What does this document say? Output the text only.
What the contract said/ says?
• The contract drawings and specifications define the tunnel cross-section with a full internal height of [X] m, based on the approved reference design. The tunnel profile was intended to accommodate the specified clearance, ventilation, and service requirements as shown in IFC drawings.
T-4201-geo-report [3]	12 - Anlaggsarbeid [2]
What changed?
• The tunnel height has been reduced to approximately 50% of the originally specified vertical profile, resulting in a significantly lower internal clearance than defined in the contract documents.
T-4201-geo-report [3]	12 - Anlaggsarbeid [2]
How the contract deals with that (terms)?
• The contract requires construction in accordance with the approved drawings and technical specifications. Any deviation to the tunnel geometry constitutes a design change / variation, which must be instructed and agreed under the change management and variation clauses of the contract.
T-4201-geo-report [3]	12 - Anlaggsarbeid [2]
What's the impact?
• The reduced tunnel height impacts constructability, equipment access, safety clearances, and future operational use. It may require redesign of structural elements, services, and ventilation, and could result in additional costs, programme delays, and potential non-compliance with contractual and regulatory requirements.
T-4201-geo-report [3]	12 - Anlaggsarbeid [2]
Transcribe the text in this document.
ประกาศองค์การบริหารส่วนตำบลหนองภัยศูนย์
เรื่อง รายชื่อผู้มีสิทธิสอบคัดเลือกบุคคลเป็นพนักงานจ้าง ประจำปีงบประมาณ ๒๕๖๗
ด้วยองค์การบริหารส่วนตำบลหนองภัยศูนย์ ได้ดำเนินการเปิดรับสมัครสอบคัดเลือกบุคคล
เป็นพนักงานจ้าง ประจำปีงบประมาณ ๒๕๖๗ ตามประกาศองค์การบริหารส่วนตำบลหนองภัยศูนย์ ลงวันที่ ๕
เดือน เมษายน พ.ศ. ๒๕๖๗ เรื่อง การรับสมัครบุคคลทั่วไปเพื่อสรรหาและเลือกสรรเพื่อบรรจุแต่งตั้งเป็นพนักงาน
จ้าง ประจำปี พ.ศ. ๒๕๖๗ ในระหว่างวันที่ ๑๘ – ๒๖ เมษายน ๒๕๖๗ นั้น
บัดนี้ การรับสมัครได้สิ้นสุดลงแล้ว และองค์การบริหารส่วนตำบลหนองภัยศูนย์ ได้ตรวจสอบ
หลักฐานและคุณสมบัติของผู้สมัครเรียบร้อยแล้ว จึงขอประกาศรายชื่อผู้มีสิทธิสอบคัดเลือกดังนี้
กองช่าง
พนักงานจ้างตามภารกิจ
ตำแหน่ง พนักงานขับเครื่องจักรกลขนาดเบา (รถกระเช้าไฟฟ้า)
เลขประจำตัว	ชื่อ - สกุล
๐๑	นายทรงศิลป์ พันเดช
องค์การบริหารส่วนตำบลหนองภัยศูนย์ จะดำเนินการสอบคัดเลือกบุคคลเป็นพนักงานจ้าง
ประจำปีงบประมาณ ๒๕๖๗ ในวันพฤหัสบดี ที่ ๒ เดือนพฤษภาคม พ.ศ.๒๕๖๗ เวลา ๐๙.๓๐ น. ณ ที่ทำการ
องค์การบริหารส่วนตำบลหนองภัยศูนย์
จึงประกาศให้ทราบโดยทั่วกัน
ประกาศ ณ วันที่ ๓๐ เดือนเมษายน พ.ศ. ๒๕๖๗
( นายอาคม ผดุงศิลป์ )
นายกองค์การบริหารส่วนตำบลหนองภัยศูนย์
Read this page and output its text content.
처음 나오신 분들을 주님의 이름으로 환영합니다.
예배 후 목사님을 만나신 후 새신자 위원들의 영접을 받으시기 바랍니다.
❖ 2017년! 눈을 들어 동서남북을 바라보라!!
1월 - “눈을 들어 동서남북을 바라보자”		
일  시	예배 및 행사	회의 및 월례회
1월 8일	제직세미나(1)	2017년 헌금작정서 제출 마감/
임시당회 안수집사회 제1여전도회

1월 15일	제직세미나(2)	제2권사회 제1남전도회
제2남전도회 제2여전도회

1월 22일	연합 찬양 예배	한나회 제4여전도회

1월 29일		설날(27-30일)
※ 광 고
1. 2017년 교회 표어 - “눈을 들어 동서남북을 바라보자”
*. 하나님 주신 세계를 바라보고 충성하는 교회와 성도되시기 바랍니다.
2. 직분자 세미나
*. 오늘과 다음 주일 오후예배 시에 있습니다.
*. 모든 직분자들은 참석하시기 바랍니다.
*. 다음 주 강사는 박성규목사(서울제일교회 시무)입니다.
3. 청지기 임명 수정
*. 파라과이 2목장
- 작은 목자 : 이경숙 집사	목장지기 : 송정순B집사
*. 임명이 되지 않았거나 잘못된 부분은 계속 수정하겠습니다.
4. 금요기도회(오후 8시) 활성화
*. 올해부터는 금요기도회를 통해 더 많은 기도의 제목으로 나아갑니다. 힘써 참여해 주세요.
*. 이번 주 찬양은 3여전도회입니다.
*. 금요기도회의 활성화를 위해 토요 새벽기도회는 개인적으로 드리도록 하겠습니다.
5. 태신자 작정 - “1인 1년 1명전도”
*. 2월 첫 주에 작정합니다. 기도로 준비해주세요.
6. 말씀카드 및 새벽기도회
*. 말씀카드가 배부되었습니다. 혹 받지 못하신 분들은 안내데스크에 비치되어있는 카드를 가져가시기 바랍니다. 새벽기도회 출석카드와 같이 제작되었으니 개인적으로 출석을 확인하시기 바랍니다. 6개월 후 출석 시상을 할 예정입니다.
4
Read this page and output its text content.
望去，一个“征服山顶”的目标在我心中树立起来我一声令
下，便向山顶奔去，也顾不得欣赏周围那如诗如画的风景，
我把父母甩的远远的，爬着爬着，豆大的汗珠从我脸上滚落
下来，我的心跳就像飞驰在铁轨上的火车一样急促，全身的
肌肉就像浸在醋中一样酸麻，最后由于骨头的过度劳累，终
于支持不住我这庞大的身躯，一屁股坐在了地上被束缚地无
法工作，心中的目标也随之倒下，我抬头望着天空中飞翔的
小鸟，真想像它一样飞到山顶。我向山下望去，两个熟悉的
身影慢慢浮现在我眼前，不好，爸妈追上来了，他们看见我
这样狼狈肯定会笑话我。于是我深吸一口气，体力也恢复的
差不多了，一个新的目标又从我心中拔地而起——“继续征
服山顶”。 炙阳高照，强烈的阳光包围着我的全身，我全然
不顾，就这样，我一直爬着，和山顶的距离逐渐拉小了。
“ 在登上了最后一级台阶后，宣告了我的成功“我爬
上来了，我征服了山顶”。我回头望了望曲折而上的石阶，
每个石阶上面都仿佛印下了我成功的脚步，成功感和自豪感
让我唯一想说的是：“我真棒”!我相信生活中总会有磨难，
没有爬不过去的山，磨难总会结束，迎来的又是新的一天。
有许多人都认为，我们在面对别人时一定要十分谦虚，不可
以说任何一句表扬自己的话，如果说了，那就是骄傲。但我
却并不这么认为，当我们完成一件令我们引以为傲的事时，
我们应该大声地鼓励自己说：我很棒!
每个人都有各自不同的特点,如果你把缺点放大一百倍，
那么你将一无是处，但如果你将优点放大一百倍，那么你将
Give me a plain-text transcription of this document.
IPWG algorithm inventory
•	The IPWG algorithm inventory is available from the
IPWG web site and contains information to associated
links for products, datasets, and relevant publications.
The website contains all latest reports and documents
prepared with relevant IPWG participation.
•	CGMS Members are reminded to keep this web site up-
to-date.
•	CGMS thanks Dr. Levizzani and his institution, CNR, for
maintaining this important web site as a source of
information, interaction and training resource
*****
Short task
Across all the entries, count the lines that contain the word "tunnel" and give the number by itself.

Finished exercise
4